▶ **Dataset records**:
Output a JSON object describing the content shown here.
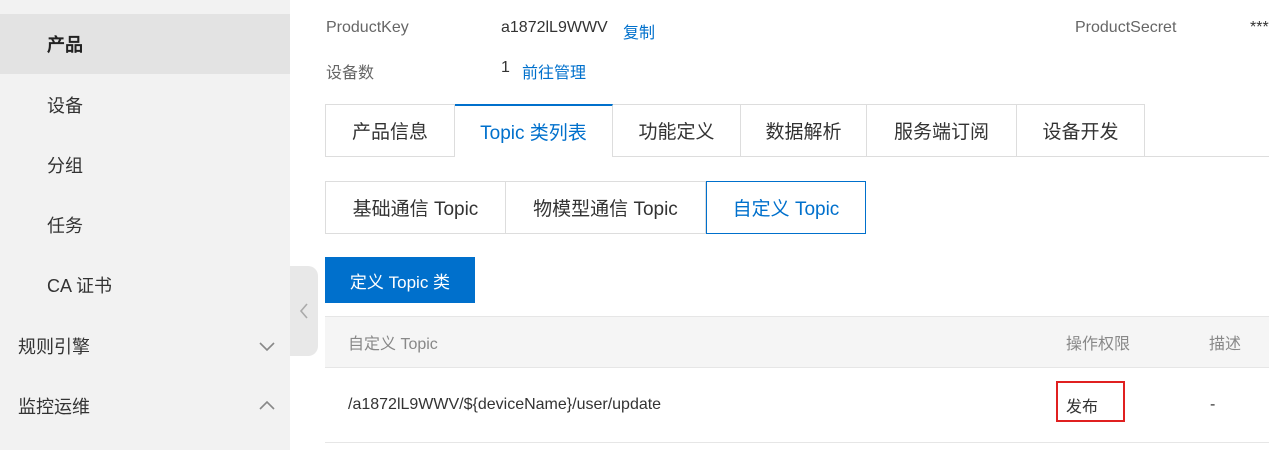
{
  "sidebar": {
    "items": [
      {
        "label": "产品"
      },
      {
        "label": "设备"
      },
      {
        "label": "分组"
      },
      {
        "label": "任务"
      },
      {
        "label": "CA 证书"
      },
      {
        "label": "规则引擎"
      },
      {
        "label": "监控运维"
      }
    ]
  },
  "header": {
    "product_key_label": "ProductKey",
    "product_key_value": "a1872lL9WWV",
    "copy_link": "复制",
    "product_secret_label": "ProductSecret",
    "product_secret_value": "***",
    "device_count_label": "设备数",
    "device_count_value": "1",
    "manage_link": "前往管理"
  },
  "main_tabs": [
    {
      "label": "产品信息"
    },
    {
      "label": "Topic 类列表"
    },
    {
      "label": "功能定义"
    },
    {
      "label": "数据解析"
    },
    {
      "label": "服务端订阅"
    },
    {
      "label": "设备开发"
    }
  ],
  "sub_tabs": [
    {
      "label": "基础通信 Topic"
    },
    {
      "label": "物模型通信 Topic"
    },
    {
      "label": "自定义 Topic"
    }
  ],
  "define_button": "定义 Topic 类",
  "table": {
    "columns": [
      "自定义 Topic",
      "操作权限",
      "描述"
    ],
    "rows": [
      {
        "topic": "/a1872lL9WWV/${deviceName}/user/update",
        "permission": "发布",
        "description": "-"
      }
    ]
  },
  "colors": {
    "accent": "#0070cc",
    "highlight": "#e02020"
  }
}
==
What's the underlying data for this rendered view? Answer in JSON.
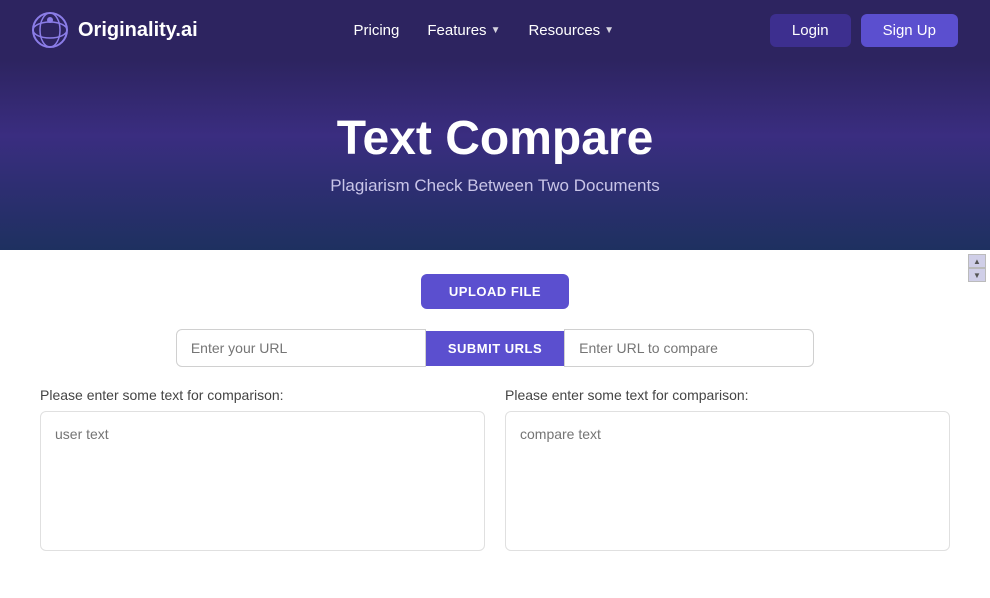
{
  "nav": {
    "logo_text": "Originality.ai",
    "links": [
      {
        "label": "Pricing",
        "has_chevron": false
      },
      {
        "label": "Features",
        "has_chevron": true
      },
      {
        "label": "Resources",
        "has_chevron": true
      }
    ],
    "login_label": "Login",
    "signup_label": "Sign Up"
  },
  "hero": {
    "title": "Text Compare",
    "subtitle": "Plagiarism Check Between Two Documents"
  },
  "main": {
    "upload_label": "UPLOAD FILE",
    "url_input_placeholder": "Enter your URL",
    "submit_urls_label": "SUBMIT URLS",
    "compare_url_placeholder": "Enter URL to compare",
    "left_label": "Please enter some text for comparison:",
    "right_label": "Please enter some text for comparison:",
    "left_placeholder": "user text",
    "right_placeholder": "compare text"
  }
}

▶ **Given instruction**: From the listing above, pick out every line containing "Please".

▶ **The response**:
    "left_label": "Please enter some text for comparison:",
    "right_label": "Please enter some text for comparison:",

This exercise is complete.